• Required work:
Don't copy the pictures; return every other part of the records exactly.

(Dataset rows about figures)
########

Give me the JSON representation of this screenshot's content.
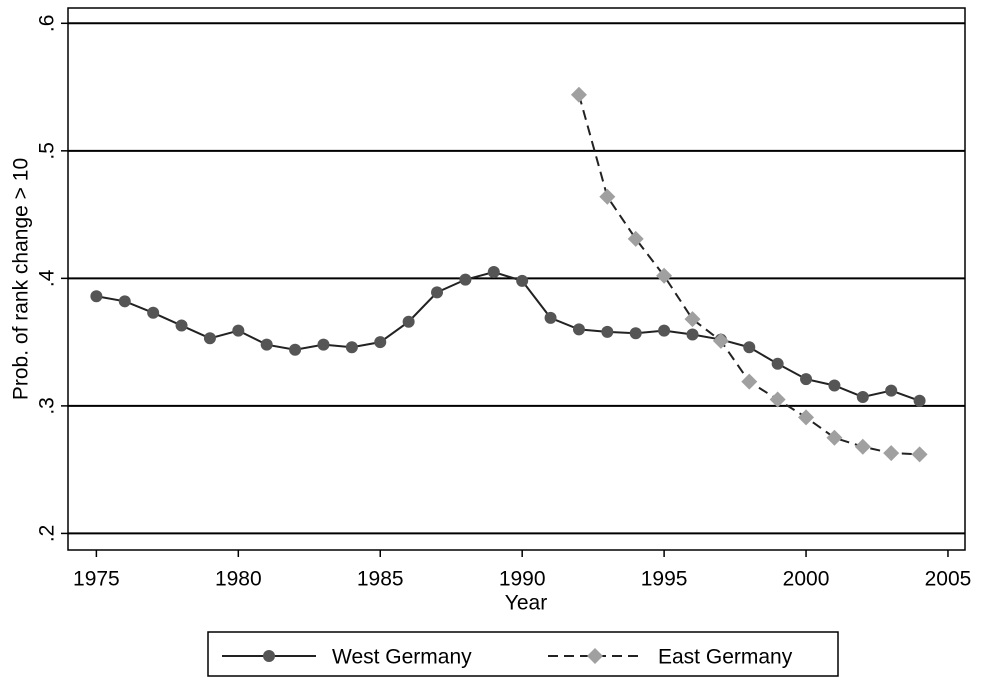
{
  "chart_data": {
    "type": "line",
    "x_label": "Year",
    "y_label": "Prob. of rank change > 10",
    "x": [
      1975,
      1976,
      1977,
      1978,
      1979,
      1980,
      1981,
      1982,
      1983,
      1984,
      1985,
      1986,
      1987,
      1988,
      1989,
      1990,
      1991,
      1992,
      1993,
      1994,
      1995,
      1996,
      1997,
      1998,
      1999,
      2000,
      2001,
      2002,
      2003,
      2004
    ],
    "series": [
      {
        "name": "West Germany",
        "color": "#555555",
        "line_color": "#222222",
        "dash": "solid",
        "marker": "circle",
        "values": [
          0.386,
          0.382,
          0.373,
          0.363,
          0.353,
          0.359,
          0.348,
          0.344,
          0.348,
          0.346,
          0.35,
          0.366,
          0.389,
          0.399,
          0.405,
          0.398,
          0.369,
          0.36,
          0.358,
          0.357,
          0.359,
          0.356,
          0.352,
          0.346,
          0.333,
          0.321,
          0.316,
          0.307,
          0.312,
          0.304
        ]
      },
      {
        "name": "East Germany",
        "color": "#a0a0a0",
        "line_color": "#222222",
        "dash": "dashed",
        "marker": "diamond",
        "values": [
          null,
          null,
          null,
          null,
          null,
          null,
          null,
          null,
          null,
          null,
          null,
          null,
          null,
          null,
          null,
          null,
          null,
          0.544,
          0.464,
          0.431,
          0.402,
          0.368,
          0.351,
          0.319,
          0.305,
          0.291,
          0.275,
          0.268,
          0.263,
          0.262
        ]
      }
    ],
    "xlim": [
      1974,
      2005.6
    ],
    "xticks": [
      1975,
      1980,
      1985,
      1990,
      1995,
      2000,
      2005
    ],
    "ylim": [
      0.187,
      0.612
    ],
    "yticks": [
      {
        "value": 0.2,
        "label": ".2"
      },
      {
        "value": 0.3,
        "label": ".3"
      },
      {
        "value": 0.4,
        "label": ".4"
      },
      {
        "value": 0.5,
        "label": ".5"
      },
      {
        "value": 0.6,
        "label": ".6"
      }
    ],
    "grid": true,
    "legend": "bottom"
  }
}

########

• Full answer:
Give me the JSON representation of this screenshot's content.
{
  "chart_data": {
    "type": "line",
    "x_label": "Year",
    "y_label": "Prob. of rank change > 10",
    "x": [
      1975,
      1976,
      1977,
      1978,
      1979,
      1980,
      1981,
      1982,
      1983,
      1984,
      1985,
      1986,
      1987,
      1988,
      1989,
      1990,
      1991,
      1992,
      1993,
      1994,
      1995,
      1996,
      1997,
      1998,
      1999,
      2000,
      2001,
      2002,
      2003,
      2004
    ],
    "series": [
      {
        "name": "West Germany",
        "color": "#555555",
        "line_color": "#222222",
        "dash": "solid",
        "marker": "circle",
        "values": [
          0.386,
          0.382,
          0.373,
          0.363,
          0.353,
          0.359,
          0.348,
          0.344,
          0.348,
          0.346,
          0.35,
          0.366,
          0.389,
          0.399,
          0.405,
          0.398,
          0.369,
          0.36,
          0.358,
          0.357,
          0.359,
          0.356,
          0.352,
          0.346,
          0.333,
          0.321,
          0.316,
          0.307,
          0.312,
          0.304
        ]
      },
      {
        "name": "East Germany",
        "color": "#a0a0a0",
        "line_color": "#222222",
        "dash": "dashed",
        "marker": "diamond",
        "values": [
          null,
          null,
          null,
          null,
          null,
          null,
          null,
          null,
          null,
          null,
          null,
          null,
          null,
          null,
          null,
          null,
          null,
          0.544,
          0.464,
          0.431,
          0.402,
          0.368,
          0.351,
          0.319,
          0.305,
          0.291,
          0.275,
          0.268,
          0.263,
          0.262
        ]
      }
    ],
    "xlim": [
      1974,
      2005.6
    ],
    "xticks": [
      1975,
      1980,
      1985,
      1990,
      1995,
      2000,
      2005
    ],
    "ylim": [
      0.187,
      0.612
    ],
    "yticks": [
      {
        "value": 0.2,
        "label": ".2"
      },
      {
        "value": 0.3,
        "label": ".3"
      },
      {
        "value": 0.4,
        "label": ".4"
      },
      {
        "value": 0.5,
        "label": ".5"
      },
      {
        "value": 0.6,
        "label": ".6"
      }
    ],
    "grid": true,
    "legend": "bottom"
  }
}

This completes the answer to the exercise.